Dataset entries:

--- START ---

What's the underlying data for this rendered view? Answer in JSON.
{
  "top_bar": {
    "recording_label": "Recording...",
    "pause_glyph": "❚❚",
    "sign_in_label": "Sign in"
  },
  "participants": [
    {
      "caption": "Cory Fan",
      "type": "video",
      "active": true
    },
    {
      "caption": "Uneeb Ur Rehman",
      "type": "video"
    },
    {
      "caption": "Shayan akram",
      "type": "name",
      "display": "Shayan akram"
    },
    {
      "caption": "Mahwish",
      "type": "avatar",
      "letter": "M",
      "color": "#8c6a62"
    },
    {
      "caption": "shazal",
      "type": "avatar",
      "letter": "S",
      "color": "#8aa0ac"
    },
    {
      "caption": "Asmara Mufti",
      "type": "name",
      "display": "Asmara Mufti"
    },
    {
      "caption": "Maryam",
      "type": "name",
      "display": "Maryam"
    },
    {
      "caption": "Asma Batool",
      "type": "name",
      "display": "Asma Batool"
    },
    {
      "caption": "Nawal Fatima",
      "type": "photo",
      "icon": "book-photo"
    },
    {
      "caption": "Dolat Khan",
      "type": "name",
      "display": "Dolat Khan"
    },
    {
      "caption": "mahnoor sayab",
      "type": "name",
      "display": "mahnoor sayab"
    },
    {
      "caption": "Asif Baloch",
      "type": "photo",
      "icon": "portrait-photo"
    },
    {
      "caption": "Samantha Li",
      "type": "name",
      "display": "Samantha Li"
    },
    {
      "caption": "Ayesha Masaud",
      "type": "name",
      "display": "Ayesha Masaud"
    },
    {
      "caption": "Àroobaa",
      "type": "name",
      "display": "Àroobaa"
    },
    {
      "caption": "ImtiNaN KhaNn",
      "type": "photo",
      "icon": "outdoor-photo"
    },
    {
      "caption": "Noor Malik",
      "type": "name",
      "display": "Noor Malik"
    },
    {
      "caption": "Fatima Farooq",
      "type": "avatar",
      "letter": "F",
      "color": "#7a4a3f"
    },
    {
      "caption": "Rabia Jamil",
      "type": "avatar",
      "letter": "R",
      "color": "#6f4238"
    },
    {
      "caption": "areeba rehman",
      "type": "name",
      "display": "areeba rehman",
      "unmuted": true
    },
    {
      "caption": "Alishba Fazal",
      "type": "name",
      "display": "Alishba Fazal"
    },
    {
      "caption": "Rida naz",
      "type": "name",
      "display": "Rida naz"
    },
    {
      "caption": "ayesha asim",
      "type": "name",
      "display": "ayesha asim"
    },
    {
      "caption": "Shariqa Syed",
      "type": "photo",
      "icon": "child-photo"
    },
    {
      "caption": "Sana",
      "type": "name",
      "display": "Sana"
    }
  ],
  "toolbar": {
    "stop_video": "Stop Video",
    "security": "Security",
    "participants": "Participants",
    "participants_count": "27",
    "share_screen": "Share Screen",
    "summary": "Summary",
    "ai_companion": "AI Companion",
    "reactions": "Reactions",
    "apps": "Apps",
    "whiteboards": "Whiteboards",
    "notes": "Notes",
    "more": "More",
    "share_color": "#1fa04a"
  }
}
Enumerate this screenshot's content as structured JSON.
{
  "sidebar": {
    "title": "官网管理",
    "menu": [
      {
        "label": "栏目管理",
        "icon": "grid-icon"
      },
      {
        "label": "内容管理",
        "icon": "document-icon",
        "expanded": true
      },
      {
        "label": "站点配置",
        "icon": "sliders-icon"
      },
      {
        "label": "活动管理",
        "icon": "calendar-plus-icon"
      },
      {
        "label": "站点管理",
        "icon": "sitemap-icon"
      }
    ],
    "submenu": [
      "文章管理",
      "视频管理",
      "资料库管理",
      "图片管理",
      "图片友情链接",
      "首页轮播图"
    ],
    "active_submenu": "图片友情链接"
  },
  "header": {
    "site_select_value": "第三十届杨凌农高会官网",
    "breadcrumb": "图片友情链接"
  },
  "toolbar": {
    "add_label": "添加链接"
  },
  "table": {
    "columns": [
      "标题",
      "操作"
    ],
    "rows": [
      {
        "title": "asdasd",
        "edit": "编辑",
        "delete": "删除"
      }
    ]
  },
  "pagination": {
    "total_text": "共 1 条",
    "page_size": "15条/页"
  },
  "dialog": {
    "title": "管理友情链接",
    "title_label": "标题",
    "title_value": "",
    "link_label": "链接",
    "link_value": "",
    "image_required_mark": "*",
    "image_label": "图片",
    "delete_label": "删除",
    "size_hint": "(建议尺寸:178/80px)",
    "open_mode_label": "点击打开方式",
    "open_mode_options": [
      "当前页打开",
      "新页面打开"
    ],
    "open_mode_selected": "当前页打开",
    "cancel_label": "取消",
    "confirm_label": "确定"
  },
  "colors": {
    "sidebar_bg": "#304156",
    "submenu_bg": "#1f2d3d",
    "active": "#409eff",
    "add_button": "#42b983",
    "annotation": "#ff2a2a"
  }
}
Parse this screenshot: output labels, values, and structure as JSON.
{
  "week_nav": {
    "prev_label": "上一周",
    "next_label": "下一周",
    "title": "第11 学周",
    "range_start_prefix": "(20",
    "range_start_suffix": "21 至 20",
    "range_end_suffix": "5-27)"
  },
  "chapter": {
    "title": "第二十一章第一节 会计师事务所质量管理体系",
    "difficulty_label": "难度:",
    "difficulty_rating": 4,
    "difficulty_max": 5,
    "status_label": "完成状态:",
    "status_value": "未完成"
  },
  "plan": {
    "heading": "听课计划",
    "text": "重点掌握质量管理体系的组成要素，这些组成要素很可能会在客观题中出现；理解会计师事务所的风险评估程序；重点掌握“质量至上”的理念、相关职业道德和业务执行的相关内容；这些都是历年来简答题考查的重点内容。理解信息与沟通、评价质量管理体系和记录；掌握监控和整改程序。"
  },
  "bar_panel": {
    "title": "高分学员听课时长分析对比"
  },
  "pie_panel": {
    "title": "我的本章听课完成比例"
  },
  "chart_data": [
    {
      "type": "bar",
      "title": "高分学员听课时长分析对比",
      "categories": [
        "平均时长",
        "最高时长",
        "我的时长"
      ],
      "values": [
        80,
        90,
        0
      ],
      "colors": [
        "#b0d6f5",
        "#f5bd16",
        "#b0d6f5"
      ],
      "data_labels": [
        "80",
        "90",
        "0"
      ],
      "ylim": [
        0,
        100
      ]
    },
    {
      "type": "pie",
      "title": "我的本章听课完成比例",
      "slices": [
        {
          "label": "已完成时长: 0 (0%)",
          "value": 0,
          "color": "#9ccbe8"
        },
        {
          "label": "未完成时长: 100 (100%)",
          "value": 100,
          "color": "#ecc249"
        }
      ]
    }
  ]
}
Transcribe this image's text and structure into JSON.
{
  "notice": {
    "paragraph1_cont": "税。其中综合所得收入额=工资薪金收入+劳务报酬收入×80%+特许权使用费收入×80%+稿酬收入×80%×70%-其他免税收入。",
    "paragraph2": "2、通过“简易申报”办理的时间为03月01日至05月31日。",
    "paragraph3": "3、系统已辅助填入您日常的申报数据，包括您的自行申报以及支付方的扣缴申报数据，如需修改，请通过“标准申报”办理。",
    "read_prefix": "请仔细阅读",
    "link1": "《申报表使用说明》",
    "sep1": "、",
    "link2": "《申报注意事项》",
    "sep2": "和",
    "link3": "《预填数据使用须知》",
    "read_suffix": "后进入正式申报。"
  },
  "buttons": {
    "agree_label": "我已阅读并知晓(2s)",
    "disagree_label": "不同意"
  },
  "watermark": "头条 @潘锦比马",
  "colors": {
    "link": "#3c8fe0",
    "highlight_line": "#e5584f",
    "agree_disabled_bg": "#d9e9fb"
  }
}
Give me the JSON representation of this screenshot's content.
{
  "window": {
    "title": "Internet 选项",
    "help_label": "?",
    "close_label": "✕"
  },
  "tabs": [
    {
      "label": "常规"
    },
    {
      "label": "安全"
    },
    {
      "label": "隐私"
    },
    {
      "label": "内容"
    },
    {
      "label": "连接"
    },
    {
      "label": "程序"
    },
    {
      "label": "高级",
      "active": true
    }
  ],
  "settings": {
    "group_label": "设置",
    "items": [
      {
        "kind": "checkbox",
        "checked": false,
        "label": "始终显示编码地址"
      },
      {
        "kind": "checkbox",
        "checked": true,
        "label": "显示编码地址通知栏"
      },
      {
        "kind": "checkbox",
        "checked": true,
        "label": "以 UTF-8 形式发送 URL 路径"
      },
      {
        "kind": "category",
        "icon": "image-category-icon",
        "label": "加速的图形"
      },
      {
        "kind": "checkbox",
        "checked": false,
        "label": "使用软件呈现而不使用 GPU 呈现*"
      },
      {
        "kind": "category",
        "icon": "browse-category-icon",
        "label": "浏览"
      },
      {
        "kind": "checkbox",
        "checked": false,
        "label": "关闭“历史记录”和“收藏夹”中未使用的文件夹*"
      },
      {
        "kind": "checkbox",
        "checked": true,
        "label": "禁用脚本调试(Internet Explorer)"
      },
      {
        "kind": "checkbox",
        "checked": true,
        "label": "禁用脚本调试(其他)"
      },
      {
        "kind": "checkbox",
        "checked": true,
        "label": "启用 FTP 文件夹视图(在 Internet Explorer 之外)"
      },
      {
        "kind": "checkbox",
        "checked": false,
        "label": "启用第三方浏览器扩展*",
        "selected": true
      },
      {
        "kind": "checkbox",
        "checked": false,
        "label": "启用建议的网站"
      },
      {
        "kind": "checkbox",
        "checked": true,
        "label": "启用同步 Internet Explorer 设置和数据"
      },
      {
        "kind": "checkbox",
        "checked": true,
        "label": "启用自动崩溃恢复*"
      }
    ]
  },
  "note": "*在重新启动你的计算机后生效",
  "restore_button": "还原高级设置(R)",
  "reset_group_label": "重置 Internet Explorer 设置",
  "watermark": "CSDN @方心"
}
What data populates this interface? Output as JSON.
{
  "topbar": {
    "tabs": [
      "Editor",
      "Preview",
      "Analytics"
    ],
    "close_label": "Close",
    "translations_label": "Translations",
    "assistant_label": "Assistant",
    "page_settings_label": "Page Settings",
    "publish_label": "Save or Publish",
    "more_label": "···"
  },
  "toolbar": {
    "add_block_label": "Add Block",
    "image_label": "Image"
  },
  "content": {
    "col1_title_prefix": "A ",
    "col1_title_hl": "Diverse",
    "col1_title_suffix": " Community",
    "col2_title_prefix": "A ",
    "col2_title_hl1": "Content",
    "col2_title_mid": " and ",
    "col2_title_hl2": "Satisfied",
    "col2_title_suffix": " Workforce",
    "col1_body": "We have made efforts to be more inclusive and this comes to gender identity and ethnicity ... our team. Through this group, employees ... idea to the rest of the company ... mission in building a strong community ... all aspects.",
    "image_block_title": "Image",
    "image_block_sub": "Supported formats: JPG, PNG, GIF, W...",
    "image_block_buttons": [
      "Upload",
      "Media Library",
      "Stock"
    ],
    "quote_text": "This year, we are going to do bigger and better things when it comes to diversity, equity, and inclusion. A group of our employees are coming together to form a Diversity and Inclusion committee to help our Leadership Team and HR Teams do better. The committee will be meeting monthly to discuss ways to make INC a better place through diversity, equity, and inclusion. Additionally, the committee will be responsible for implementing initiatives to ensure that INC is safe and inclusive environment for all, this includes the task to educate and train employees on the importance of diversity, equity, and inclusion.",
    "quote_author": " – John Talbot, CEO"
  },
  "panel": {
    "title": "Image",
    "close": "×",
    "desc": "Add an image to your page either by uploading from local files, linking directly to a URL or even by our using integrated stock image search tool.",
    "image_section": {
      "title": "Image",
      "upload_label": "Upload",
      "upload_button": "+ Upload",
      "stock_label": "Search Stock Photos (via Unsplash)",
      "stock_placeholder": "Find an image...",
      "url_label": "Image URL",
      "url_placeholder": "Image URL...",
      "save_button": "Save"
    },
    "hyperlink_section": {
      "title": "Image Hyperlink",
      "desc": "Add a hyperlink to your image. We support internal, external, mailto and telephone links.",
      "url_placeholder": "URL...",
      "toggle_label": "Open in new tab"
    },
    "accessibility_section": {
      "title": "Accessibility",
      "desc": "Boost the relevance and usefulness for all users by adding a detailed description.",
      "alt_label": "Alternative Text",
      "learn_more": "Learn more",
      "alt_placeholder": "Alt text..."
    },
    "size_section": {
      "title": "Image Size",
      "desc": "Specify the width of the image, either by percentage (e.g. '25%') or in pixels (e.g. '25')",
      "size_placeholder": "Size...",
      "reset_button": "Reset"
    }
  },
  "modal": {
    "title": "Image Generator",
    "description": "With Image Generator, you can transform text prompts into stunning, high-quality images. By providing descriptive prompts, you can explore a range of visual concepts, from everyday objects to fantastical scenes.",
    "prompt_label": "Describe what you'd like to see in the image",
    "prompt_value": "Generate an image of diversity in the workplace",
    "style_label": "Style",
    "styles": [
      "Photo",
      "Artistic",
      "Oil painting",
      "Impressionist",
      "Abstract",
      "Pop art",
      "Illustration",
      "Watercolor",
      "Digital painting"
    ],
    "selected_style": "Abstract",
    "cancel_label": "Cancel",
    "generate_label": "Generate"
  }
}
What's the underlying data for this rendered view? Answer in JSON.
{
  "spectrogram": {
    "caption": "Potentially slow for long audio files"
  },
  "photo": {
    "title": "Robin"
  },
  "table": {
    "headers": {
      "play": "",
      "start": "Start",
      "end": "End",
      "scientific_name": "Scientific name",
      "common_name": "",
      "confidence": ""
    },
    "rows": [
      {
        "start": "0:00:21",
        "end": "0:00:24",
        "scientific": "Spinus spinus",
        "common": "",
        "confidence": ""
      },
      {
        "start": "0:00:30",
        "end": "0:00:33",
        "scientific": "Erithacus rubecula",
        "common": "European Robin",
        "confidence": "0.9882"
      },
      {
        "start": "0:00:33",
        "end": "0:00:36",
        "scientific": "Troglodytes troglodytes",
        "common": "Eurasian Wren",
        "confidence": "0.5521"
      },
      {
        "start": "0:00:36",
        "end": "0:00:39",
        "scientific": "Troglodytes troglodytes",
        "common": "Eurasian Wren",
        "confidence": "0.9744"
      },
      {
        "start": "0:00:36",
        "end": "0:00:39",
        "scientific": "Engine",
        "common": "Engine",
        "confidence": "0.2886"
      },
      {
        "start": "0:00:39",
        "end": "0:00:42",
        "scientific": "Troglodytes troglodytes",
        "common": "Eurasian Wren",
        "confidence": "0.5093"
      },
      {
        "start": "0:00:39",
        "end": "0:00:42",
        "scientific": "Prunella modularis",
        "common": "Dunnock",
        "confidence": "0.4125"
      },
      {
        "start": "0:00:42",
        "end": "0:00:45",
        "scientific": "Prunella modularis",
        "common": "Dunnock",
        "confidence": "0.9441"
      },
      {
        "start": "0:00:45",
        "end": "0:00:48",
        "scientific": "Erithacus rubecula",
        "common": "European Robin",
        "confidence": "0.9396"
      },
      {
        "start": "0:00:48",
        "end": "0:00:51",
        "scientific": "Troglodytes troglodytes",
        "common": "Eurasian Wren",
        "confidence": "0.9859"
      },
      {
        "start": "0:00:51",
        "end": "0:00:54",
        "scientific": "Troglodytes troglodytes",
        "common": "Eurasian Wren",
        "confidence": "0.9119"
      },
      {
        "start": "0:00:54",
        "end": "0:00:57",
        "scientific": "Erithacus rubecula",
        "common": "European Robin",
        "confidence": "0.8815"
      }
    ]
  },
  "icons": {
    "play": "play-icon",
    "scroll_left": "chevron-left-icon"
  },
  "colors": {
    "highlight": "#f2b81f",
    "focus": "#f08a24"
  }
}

--- END ---

■ **Problem requirements**
Every line in the data above that contains "禁用脚本调试" needs to be copied.

■ **Expected answer**
        "label": "禁用脚本调试(Internet Explorer)"
        "label": "禁用脚本调试(其他)"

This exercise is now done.